# Exercise task
The entries below should be output exactly as written.

## begin Provided material

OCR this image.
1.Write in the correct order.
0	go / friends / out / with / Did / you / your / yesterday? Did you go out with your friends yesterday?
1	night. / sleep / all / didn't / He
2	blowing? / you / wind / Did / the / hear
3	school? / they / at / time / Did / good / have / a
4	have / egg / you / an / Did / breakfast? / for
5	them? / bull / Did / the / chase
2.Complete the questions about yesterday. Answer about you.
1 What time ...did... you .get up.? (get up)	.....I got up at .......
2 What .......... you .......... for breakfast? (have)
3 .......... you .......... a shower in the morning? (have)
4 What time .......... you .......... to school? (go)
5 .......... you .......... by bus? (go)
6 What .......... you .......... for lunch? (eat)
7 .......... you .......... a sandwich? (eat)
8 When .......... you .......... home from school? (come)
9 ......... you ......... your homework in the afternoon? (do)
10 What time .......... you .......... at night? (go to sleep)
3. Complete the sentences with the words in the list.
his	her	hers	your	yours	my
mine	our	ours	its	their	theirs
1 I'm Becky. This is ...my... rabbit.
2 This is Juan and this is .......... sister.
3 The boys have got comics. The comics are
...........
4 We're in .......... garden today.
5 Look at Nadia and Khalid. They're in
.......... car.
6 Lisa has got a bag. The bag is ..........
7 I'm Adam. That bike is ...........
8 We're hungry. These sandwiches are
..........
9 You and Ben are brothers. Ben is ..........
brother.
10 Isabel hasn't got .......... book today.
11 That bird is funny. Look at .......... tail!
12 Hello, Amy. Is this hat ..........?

## end Provided material

# Solution below
OCR this image.
1.Write in the correct order.
0	go / friends / out / with / Did / you / your / yesterday? Did you go out with your friends yesterday?
1	night. / sleep / all / didn't / He
2	blowing? / you / wind / Did / the / hear
3	school? / they / at / time / Did / good / have / a
4	have / egg / you / an / Did / breakfast? / for
5	them? / bull / Did / the / chase
2.Complete the questions about yesterday. Answer about you.
1 What time ...did... you .get up.? (get up)	.....I got up at .......
2 What .......... you .......... for breakfast? (have)
3 .......... you .......... a shower in the morning? (have)
4 What time .......... you .......... to school? (go)
5 .......... you .......... by bus? (go)
6 What .......... you .......... for lunch? (eat)
7 .......... you .......... a sandwich? (eat)
8 When .......... you .......... home from school? (come)
9 ......... you ......... your homework in the afternoon? (do)
10 What time .......... you .......... at night? (go to sleep)
3. Complete the sentences with the words in the list.
his	her	hers	your	yours	my
mine	our	ours	its	their	theirs
1 I'm Becky. This is ...my... rabbit.
2 This is Juan and this is .......... sister.
3 The boys have got comics. The comics are
...........
4 We're in .......... garden today.
5 Look at Nadia and Khalid. They're in
.......... car.
6 Lisa has got a bag. The bag is ..........
7 I'm Adam. That bike is ...........
8 We're hungry. These sandwiches are
..........
9 You and Ben are brothers. Ben is ..........
brother.
10 Isabel hasn't got .......... book today.
11 That bird is funny. Look at .......... tail!
12 Hello, Amy. Is this hat ..........?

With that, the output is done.